* [Selected extract]:
========

Andrew Marantz writes for the New Yorker about John Sullivan, who says he was present during the riot at the Capitol on January 6 and filmed the event as a journalist/documentarian, “going out there and just live-streaming the events that are transpiring, so that people can see it on the Internet.” But others have called him an agent provocateur, a con artist, and a thrill-seeking instigator. “There has never been a clean way to delineate professional journalists from everyone else, and the boundary has only grown blurrier in the selfie-stick era,” says Marantz. While the courts have been clear about the First Amendment’s protection for speech, the clause that protects freedom of the press “remains a fuzzy area of the law.”
Lauren Harris, who writes CJR’s Journalism Crisis Project newsletter, describes some of what she has learned after nine months of focusing on what has been happening to newsrooms and publications across the country. “When I began writing this newsletter in June, I imagined the local journalism crisis as a graph with a simple line, rising and falling with each wave of cuts, marking how the world of news was getting worse or getting better. After nine months of reporting, I’ve realized it’s not that simple. It’s not just about what the numbers mean for those who were laid off or furloughed, but sometimes, how the newsroom that is left survives. A graph shows what is lost and gained, but not what it means to undergo such radical fluctuation and change.”
Patrick Steel, the chief executive of Politico since 2017, said on Tuesday that he will leave the company this summer. In an email to the staff, the former investment banker and special assistant to President Bill Clinton said he had decided it was “the right time to start the next chapter of my career.” Steel’s decision to leave is the latest in a series of high-profile moves at Politico. The reporters behind its Playbook newsletter, Jake Sherman and Anna Palmer, as well as congressional reporter John Bresnahan, left in December to start a competing site, Punchbowl News.

========

* [Structured page parsing data]:
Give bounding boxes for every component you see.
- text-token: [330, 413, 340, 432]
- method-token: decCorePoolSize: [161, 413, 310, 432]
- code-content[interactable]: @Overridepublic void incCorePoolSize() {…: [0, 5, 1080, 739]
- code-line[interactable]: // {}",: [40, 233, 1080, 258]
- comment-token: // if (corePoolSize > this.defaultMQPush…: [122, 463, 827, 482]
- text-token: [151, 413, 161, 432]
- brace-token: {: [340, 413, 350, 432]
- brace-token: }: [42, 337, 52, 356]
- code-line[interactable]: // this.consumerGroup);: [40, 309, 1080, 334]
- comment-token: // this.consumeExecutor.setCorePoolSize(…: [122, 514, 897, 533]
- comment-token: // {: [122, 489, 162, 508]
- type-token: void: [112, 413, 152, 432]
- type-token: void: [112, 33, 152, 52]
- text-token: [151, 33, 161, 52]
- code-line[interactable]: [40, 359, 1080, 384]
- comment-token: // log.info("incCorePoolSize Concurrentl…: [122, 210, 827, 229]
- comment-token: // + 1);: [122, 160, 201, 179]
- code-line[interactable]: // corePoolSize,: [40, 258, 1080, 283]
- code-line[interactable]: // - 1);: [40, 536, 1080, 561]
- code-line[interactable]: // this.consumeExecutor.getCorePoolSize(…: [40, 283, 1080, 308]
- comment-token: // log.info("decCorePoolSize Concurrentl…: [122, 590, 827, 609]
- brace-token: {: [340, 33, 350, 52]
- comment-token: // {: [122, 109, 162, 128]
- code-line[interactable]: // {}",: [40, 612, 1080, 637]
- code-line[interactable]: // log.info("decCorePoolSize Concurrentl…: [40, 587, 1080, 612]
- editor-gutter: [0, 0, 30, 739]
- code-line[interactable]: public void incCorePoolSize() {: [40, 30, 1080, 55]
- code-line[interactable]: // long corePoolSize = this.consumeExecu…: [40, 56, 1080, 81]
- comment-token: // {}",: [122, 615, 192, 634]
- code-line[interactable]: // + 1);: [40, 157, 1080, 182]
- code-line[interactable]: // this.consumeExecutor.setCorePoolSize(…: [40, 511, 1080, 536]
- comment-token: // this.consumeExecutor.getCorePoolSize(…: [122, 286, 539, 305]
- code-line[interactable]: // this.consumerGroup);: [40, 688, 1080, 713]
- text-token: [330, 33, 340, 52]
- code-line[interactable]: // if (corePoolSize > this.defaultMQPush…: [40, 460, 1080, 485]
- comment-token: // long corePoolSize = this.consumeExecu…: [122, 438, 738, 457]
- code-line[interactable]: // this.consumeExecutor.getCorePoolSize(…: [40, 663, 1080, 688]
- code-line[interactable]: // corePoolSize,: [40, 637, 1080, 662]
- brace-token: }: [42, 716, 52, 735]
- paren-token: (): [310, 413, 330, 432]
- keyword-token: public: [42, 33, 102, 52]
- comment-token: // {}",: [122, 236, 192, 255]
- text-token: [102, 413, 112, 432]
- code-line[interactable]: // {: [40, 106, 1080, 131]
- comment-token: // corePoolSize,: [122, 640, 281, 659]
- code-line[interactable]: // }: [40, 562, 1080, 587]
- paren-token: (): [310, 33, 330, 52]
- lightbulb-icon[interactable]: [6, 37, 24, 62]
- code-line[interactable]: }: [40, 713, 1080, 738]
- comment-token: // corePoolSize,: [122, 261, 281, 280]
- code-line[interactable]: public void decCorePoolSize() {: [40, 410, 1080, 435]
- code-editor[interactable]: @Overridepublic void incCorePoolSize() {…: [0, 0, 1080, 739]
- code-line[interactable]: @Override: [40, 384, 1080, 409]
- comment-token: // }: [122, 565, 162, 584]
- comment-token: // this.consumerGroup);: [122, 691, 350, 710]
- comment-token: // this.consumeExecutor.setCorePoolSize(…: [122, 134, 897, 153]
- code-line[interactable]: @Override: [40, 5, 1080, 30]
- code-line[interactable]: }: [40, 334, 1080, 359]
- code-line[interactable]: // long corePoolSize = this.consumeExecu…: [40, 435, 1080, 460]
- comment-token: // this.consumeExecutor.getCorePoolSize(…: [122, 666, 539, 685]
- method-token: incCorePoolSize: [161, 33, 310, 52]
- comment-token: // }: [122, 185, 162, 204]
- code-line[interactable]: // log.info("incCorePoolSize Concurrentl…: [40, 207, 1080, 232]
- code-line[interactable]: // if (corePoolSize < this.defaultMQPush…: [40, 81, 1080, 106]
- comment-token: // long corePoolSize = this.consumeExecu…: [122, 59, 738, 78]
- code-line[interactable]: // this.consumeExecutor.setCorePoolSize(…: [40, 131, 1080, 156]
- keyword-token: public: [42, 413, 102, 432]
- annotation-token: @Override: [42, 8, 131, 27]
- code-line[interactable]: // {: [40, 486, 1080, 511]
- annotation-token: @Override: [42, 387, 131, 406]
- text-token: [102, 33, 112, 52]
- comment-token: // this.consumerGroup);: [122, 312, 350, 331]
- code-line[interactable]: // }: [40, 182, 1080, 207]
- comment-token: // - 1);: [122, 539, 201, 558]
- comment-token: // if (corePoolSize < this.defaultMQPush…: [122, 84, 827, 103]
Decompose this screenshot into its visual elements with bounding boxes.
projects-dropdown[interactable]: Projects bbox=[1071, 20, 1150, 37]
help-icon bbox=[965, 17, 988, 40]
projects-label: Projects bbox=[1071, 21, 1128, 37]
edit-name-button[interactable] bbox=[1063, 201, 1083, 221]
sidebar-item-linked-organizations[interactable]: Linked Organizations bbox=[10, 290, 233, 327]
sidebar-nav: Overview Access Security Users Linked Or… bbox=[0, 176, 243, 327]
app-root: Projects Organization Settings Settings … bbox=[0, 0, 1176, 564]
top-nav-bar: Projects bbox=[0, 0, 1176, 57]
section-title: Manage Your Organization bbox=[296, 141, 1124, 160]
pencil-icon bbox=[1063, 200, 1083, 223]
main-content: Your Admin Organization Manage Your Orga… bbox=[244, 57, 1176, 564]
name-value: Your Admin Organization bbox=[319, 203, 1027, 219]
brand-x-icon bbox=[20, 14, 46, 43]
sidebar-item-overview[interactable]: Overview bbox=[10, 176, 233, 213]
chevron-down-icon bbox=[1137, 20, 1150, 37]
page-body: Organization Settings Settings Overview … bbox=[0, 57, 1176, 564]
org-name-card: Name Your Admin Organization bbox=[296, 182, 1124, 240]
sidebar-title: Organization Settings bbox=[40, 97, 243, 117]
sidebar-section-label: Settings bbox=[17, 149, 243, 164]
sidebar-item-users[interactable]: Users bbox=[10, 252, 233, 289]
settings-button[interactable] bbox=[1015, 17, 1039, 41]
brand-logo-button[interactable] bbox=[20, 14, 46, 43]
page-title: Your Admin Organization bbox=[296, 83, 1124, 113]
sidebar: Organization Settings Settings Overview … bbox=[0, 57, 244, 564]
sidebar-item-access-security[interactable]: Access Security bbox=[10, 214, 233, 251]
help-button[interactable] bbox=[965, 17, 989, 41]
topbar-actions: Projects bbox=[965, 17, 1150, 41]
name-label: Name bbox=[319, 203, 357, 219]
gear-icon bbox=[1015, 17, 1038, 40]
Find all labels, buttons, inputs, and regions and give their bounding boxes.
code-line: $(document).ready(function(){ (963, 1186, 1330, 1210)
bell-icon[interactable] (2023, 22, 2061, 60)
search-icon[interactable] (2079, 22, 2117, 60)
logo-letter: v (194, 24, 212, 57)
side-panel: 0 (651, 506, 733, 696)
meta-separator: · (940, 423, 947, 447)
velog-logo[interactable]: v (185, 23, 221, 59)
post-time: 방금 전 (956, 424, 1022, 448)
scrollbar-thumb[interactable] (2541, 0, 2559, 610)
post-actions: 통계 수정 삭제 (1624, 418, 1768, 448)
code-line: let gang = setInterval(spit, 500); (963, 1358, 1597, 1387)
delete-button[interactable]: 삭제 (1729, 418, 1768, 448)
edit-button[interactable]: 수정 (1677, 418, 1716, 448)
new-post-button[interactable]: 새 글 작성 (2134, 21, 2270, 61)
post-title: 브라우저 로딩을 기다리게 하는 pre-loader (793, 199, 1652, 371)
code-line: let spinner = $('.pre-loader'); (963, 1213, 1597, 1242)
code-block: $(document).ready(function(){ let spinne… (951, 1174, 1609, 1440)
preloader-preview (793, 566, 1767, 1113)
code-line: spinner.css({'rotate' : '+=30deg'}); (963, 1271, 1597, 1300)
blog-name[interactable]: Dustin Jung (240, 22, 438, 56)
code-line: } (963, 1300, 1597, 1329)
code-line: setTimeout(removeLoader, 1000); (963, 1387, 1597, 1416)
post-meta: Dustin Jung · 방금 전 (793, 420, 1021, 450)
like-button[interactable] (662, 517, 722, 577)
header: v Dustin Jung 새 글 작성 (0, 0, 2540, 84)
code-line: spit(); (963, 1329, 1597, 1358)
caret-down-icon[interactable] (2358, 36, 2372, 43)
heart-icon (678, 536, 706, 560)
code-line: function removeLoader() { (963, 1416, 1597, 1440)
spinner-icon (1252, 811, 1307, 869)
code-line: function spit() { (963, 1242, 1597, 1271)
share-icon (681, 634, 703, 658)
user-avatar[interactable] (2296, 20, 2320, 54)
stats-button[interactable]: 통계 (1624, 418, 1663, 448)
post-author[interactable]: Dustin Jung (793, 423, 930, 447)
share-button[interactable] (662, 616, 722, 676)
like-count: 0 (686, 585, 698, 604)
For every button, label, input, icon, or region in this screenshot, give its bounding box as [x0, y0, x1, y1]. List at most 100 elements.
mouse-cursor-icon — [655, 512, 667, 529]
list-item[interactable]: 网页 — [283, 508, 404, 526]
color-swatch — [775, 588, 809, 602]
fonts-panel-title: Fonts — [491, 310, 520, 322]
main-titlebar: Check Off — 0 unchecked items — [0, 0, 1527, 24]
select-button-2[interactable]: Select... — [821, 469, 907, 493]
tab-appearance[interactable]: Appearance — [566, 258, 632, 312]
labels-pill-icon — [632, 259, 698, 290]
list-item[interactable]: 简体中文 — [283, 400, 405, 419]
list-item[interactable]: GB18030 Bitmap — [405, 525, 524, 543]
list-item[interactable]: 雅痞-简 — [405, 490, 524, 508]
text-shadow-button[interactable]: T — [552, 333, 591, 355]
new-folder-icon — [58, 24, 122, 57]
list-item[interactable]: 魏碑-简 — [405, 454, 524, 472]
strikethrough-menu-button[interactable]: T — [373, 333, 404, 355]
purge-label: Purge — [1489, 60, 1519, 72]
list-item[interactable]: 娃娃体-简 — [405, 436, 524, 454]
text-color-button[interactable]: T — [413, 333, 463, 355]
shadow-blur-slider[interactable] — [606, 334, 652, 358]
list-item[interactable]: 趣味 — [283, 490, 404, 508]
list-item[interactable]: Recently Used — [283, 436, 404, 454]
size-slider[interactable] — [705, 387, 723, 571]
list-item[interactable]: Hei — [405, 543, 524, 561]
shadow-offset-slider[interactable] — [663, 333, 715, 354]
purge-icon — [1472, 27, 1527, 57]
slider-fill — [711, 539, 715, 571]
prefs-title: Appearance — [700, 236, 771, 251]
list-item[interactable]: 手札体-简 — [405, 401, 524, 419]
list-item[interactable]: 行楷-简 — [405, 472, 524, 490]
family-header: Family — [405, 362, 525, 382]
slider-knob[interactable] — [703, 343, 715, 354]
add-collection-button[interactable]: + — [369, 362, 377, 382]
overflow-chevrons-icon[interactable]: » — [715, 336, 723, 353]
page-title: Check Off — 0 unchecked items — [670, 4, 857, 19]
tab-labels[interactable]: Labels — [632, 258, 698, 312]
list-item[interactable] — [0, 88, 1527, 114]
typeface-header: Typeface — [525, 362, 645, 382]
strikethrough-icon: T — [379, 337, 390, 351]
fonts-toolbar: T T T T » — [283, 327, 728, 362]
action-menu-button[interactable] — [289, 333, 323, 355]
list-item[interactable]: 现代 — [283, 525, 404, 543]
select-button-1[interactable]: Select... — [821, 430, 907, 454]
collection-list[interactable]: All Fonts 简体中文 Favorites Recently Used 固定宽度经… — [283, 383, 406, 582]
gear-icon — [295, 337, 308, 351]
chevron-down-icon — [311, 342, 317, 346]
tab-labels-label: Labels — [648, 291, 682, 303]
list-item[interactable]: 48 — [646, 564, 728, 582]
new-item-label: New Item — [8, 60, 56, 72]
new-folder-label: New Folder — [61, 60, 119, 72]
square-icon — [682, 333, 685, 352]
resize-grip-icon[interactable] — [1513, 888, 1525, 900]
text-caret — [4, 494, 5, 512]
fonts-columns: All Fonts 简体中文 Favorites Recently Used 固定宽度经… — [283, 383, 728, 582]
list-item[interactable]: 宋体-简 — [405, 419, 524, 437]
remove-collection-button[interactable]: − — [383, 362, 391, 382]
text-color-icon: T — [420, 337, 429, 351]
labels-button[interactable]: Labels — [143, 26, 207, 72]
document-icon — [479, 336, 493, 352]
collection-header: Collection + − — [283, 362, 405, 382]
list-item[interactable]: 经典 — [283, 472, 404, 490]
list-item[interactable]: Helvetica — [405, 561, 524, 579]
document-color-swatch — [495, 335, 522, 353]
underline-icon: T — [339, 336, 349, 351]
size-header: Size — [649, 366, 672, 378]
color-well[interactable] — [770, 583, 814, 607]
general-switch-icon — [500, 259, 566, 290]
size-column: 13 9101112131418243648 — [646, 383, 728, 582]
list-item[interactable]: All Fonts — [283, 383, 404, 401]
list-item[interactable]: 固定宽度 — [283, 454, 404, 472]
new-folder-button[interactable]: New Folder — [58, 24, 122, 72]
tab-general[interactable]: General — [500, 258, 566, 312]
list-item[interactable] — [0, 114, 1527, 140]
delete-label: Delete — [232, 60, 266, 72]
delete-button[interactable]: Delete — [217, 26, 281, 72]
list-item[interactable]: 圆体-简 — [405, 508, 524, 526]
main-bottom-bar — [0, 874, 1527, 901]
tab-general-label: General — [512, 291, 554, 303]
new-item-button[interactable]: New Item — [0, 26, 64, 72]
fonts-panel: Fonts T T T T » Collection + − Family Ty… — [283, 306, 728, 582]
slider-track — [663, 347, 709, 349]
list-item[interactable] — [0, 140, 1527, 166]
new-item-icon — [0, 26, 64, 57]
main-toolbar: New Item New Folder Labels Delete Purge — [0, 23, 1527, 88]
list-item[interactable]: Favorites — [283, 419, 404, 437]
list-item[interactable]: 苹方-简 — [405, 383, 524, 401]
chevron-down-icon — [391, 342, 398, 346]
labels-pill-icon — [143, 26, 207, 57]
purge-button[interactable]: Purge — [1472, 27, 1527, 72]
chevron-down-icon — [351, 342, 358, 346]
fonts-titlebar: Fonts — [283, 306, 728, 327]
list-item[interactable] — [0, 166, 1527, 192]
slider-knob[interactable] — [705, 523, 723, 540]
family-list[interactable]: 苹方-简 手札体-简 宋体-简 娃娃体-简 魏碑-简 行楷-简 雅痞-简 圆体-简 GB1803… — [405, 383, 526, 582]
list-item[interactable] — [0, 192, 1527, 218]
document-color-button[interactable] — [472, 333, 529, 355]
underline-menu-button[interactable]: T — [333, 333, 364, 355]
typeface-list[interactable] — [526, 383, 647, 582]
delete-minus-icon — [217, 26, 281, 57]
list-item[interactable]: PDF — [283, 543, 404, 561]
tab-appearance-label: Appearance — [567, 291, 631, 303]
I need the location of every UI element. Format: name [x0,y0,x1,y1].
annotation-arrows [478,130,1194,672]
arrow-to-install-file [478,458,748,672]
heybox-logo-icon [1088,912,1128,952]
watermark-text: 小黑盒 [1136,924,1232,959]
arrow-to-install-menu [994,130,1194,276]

========

* [Complete the following]:
1 - From the passage on journalism news, retype the part that opens with the words containing "Patrick Steel, the" and closes with "site, Punchbowl News.".
2 - Continue the passage on journalism news past its final sentence.
These rows were taken from a separate source and have no connection to the passage on journalism news.

* [Outputs in order]:
1 -
Patrick Steel, the chief executive of Politico since 2017, said on Tuesday that he will leave the company this summer. In an email to the staff, the former investment banker and special assistant to President Bill Clinton said he had decided it was “the right time to start the next chapter of my career.” Steel’s decision to leave is the latest in a series of high-profile moves at Politico. The reporters behind its Playbook newsletter, Jake Sherman and Anna Palmer, as well as congressional reporter John Bresnahan, left in December to start a competing site, Punchbowl News.

2 -
ViacomCBS is confronting a widening crisis over allegations of mistreatment in its TV stations group, according to a report in the Los Angeles Times. The paper says in the wake of a previous investigation into allegations of racism and misogyny at CBS’ Philadelphia TV station, current and former employees of CBS’ flagship station, WCBS-TV Channel 2 in New York, have alleged that they also worked in a “hostile environment” where Black, Latino, Asian and gay employees were treated poorly, and stories that occurred in Black and Latino neighborhoods were at times overlooked.
The BBC has been fined the equivalent of $34,000 for contempt of court after it broadcast a clip from a virtual court hearing to half a million people, the Press Gazette reports. In November 2020, regional TV news programme BBC South East Today used a “scene-setting” clip of a judicial review hearing into a controversial decision to grant planning permission to a “fracking” site in Surrey. The broadcaster could have received a fine of more than $60,000 for both recording and transmitting the clip, but the fine was reduced because the BBC immediately accepted liability and apologized.
The Compass Experiment, a local-news project started in 2019 by McClatchy with funding from the Google News Initiative, says its two independent local sites — Mahoning Matters in Youngstown, Ohio and The Longmont Leader in Longmont, Colorado — are pivoting to become part of larger entities. The Youngstown site is going to become part of McClatchy’s news division and will be run by an executive from the chain, while operation of the Colorado site will be taken over by Village Media, a Canadian-based chain of local news sites.